**What you have to do**. Rewrite the material from its first line through the line containing "bar-track: 4.2% xyxy=(437,467,779,479)", inclusive, putting "value-label" wherever "data-label" appears and changing nothing else.

Layout records
--*--

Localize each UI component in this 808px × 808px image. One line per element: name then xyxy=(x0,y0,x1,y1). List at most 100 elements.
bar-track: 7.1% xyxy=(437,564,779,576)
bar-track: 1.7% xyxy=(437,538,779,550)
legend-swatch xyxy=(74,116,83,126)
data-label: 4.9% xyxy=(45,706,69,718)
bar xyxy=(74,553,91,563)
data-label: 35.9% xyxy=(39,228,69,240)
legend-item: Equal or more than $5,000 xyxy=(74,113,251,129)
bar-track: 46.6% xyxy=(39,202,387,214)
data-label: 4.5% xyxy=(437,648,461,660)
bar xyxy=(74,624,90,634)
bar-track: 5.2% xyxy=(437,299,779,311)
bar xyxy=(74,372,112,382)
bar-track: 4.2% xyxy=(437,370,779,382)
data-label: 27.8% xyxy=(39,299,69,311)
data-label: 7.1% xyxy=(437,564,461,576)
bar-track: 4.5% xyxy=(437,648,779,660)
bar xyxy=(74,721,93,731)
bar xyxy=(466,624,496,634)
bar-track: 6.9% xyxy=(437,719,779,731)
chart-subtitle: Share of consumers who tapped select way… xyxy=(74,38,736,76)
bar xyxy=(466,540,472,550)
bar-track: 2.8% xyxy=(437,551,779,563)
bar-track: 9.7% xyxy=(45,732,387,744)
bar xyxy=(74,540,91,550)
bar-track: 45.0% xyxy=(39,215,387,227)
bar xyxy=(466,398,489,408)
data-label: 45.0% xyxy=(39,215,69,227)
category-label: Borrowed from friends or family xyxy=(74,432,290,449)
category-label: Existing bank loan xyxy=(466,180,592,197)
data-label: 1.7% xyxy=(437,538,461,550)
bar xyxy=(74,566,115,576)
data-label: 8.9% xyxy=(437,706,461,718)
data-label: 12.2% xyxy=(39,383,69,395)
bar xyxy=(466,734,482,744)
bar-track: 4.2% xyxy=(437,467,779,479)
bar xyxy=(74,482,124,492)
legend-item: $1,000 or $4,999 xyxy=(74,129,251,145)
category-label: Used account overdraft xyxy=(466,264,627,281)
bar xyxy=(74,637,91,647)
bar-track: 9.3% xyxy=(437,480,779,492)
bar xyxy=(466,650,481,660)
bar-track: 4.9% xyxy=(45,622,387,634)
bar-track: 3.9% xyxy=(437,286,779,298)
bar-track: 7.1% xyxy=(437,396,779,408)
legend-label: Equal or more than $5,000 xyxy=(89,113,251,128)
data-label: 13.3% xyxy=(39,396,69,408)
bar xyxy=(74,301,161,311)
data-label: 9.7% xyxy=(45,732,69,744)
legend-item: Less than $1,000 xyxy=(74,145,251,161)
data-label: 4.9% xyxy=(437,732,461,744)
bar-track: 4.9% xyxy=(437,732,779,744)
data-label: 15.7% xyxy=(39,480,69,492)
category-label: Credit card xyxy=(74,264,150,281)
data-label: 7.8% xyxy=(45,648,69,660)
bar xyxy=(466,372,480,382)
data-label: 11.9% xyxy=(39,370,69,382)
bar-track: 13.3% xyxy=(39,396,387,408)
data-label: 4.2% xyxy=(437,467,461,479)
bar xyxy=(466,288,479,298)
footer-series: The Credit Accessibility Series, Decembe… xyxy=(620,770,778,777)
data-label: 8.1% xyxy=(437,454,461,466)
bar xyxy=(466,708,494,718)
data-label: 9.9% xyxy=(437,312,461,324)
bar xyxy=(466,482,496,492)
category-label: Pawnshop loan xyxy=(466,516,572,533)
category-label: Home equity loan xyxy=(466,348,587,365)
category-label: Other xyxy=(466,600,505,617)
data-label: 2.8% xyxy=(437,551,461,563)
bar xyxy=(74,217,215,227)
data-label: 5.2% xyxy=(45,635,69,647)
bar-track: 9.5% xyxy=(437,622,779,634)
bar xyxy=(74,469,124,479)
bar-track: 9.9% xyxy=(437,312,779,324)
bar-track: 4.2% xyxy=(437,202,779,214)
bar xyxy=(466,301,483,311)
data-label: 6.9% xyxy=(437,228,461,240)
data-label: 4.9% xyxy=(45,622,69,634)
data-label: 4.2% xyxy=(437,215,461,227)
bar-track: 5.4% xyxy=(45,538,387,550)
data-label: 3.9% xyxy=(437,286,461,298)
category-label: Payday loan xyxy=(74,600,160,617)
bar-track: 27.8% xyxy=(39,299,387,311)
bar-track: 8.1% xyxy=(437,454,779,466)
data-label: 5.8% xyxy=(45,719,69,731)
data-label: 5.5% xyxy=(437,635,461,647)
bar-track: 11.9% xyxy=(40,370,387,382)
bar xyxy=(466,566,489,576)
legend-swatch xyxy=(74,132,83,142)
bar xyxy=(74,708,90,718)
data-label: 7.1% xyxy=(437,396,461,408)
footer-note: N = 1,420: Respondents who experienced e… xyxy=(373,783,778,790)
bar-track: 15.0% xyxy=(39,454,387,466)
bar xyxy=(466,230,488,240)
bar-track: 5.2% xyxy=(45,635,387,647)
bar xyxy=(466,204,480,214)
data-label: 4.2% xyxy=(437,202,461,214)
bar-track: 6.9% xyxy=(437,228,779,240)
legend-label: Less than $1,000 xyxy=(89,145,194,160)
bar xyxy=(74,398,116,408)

--*--

**Solved problem**.
Localize each UI component in this 808px × 808px image. One line per element: name then xyxy=(x0,y0,x1,y1). List at most 100 elements.
bar-track: 7.1% xyxy=(437,564,779,576)
bar-track: 1.7% xyxy=(437,538,779,550)
legend-swatch xyxy=(74,116,83,126)
value-label: 4.9% xyxy=(45,706,69,718)
bar xyxy=(74,553,91,563)
value-label: 35.9% xyxy=(39,228,69,240)
legend-item: Equal or more than $5,000 xyxy=(74,113,251,129)
bar-track: 46.6% xyxy=(39,202,387,214)
value-label: 4.5% xyxy=(437,648,461,660)
bar xyxy=(74,624,90,634)
bar-track: 5.2% xyxy=(437,299,779,311)
bar xyxy=(74,372,112,382)
bar-track: 4.2% xyxy=(437,370,779,382)
value-label: 27.8% xyxy=(39,299,69,311)
value-label: 7.1% xyxy=(437,564,461,576)
bar-track: 4.5% xyxy=(437,648,779,660)
bar xyxy=(74,721,93,731)
bar xyxy=(466,624,496,634)
bar-track: 6.9% xyxy=(437,719,779,731)
chart-subtitle: Share of consumers who tapped select way… xyxy=(74,38,736,76)
bar xyxy=(466,540,472,550)
bar-track: 2.8% xyxy=(437,551,779,563)
bar-track: 9.7% xyxy=(45,732,387,744)
bar xyxy=(74,540,91,550)
bar-track: 45.0% xyxy=(39,215,387,227)
bar xyxy=(466,398,489,408)
value-label: 45.0% xyxy=(39,215,69,227)
category-label: Borrowed from friends or family xyxy=(74,432,290,449)
category-label: Existing bank loan xyxy=(466,180,592,197)
value-label: 1.7% xyxy=(437,538,461,550)
bar xyxy=(74,566,115,576)
value-label: 8.9% xyxy=(437,706,461,718)
value-label: 12.2% xyxy=(39,383,69,395)
bar xyxy=(466,734,482,744)
bar-track: 4.2% xyxy=(437,467,779,479)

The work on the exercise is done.